__EXCERPT PROVIDED__
⟨

There has been a lot of conversation lately about the differences between wholesale pricing and agency pricing for ebooks and about what constitutes a “fair” division of revenue between publishers and retailers. Since the economics of bookstores have been generally misunderstood for years, it is not surprising that the understanding of what changes make sense as we switch to digital have also been misunderstood. A better grounding in the print book economic realities might enable a more informed discussion of what makes sense for digital.

Here are a couple of points about book economics that I learned at my Daddy’s knee.

1. The investment in inventory is the single biggest capital requirement for a bookstore.

2. Given that the ability to invest in inventory is limited, the speed at which inventory “turns” (a measurement of how long a retailer has to hold stock before it sells) is a much more powerful determinant of a store’s total gross margin, and therefore its profit, than the margin it earns on each sale (the difference between what it pays for the inventory and what it is sold for).

In simple shorthand, that means that a retail store selling books can improve its profit more easily by more closely matching what it buys to what it sells than it can by squeezing more margin out of its suppliers. It also means that a publisher can do more for a store’s profitability by shipping quickly and allowing smaller orders at workable discounts (which make it easier to match supply to demand) and offering delayed billing than it can by offering extra points of discount (which is what added margin is called in the book business). The additional benefit of employing this understanding is that margin division is a zero-sum game, but increased inventory efficiency is actually synergistic: both the publisher and the retailer benefit from it.

This reality about bookstore economics explains the value to the supply chain of wholesalers like Ingram and Baker & Taylor. By offering the ability to combine orders across publishers and giving rapid, often next-day, delivery, the wholesalers enable stores to gain much more inventory efficiency at a relatively trivial reduction in margin. (Where the publishers’ “deal” is sometimes better than the wholesalers’ in a meaningful way is that publishers will often allow a longer period before demanding payment. Inventory “investment” only really begins when the books the store received are paid for.)

So, in fact, there is very little similarity between the economics of retailing print and retailing ebooks. The tech infrastructure for selling is not a trivial investment, and DRM — including customer service — is a significant expense that ebook retailers deal with that bookstores do not. The print retailer has to build a customer-friendly location and invest in (presumably knowledgeable) clerks. How those costs of doing business compare is a complicated question that changes over time as the tech gets cheaper and the cost of physical locations — driven by ever-higher real estate values in the attractive neighborhoods where bookstores tend to thrive — goes up.

⟩

__GIVEN DATA__
⟨

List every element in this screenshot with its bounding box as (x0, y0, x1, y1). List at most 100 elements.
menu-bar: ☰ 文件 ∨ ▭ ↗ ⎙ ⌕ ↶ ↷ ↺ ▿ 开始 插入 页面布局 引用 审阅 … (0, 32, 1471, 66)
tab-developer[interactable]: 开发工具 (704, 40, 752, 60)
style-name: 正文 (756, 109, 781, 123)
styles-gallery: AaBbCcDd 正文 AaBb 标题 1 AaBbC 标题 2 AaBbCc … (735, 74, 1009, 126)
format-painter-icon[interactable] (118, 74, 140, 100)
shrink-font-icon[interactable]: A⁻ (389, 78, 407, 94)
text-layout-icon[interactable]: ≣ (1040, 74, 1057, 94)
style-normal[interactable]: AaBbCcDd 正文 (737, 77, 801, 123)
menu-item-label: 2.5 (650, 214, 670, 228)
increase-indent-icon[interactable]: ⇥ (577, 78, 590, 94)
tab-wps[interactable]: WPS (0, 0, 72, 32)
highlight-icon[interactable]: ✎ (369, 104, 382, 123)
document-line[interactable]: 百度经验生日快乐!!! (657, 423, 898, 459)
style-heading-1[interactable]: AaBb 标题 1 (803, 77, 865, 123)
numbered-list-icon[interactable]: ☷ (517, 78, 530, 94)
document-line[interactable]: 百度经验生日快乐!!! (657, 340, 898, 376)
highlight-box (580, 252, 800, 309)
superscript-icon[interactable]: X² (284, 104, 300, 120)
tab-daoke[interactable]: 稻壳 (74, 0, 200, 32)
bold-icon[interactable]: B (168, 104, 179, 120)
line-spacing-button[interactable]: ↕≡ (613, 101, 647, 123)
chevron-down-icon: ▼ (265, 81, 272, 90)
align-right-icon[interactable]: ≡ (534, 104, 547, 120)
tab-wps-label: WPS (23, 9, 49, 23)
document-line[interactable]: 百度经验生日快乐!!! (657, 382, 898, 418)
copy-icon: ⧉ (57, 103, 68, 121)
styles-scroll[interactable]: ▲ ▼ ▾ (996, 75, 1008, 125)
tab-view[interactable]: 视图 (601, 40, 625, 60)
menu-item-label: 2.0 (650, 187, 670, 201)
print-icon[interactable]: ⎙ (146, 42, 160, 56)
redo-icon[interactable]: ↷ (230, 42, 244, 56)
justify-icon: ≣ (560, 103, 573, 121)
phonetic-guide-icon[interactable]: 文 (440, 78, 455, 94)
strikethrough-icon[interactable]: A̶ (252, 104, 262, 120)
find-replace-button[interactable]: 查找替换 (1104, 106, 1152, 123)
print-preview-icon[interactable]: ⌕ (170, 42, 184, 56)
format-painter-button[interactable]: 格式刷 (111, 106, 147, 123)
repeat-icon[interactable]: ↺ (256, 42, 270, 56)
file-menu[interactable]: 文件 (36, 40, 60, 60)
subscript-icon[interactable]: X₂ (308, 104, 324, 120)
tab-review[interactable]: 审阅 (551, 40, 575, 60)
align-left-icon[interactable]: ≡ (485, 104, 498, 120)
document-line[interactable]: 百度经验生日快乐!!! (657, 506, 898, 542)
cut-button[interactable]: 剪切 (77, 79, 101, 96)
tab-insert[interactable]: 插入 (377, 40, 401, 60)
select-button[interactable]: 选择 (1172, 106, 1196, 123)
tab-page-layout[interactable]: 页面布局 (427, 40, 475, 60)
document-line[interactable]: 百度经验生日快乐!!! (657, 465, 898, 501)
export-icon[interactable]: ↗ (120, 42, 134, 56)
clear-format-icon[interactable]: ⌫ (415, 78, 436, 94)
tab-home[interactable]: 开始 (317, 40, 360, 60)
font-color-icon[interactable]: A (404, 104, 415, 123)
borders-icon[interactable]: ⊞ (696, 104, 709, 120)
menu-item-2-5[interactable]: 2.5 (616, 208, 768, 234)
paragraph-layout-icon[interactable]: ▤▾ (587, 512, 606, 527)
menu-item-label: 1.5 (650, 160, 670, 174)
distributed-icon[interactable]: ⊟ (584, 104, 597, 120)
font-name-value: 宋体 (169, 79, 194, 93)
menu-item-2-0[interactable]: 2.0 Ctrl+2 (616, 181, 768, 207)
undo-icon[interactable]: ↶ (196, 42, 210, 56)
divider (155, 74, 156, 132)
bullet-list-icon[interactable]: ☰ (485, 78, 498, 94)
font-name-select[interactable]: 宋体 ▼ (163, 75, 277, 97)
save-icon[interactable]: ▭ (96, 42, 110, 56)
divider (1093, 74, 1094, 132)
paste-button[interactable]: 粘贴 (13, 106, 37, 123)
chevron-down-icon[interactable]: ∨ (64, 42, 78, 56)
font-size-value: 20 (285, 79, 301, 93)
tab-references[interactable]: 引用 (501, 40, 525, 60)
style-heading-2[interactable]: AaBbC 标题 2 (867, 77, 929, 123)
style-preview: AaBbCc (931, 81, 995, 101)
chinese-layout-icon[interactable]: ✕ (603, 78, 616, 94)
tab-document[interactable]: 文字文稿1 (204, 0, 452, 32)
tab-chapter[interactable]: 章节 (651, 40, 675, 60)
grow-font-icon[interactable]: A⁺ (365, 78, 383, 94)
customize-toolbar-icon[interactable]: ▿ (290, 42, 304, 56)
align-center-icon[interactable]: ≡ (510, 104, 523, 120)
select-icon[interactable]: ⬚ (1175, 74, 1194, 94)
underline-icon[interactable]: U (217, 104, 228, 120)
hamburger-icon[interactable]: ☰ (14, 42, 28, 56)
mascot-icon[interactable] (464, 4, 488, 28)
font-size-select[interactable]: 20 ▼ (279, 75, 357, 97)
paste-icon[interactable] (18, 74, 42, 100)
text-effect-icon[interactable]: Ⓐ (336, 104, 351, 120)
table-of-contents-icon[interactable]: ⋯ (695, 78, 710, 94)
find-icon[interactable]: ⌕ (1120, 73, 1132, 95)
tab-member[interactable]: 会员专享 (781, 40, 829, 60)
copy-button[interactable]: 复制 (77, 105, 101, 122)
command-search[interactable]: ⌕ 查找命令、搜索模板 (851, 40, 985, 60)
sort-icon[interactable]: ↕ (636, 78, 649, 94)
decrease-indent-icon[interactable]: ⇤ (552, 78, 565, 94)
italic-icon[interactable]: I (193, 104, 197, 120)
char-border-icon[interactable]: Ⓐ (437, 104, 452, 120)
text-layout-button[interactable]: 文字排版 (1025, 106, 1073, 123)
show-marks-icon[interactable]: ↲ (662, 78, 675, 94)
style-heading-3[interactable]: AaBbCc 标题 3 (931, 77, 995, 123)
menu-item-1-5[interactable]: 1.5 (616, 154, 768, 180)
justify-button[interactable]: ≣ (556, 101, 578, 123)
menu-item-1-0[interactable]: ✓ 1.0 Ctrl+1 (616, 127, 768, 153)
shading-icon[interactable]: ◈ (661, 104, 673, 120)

⟩

__WRITTEN PROBLEM 1__
In the text on bookstore economics, swap "trivial" for "minor" and reproduce the part that opens with "This reality about" and closes with "are paid for.)".
__WRITTEN PROBLEM 2__
Carry on the text about print and ebook retailing economics from the point at which it stops.

__WRITTEN ANSWER 1__
This reality about bookstore economics explains the value to the supply chain of wholesalers like Ingram and Baker & Taylor. By offering the ability to combine orders across publishers and giving rapid, often next-day, delivery, the wholesalers enable stores to gain much more inventory efficiency at a relatively minor reduction in margin. (Where the publishers’ “deal” is sometimes better than the wholesalers’ in a meaningful way is that publishers will often allow a longer period before demanding payment. Inventory “investment” only really begins when the books the store received are paid for.)

__WRITTEN ANSWER 2__
But the things that change aren’t nearly as important as the things that don’t.

The stock turn of an ebook retailer is infinity. There is zero inventory investment.

Publishers first had to deal with the question of what the bookstore’s margin should be on ebooks back in the late 1990s when Palm Digital and Microsoft created the first reflowable ebook platforms. Prior to that we had PDFs, which delivered — in the current jargon — “fixed page layout” ebooks which didn’t adjust the number of words per screen to the screen size. At that time, the ebook retailers were inclined to sell at publishers’ “list prices” and publishers tended to price ebooks at about the same level as print.

But nobody paid a lot of attention because the sales and revenue were de minimus. Since Palm had the most hand-held digital assistants (Palm Pilots) in circulation back at the turn of the century and because (as we have clearly learned since) portability is one of the big drivers of ereading, Palm’s ebooks were the best-selling format. But Palm decided not to enable widespread distribution of their ebook format; they sold the ebooks themselves through a controlled vendor (originally called Peanut Press and then Palm Digital).

In fact, the mobi format that Kindle uses today was developed at the time as a bridging format, able to be read on both Microsoft and Palm devices. This was before the creation of the epub format used by everybody except Kindle today. When Amazon bought Mobi, it was apparently to prevent any other retailer from building a real ebook business selling to what was then the “entire” ebook market. B&N’s one-time exit from ebooks was because they could sell only to Microsoft and not to Palm devices, which meant they had the smaller piece of what was a very small market. Amazon apparently figured then that they’d enter the market when they were ready, but they wanted to prevent B&N from building a foothold in it before then.

I’d argue that the biggest mistake B&N made in the history of ebook evolution was not buying Mobi before Amazon did.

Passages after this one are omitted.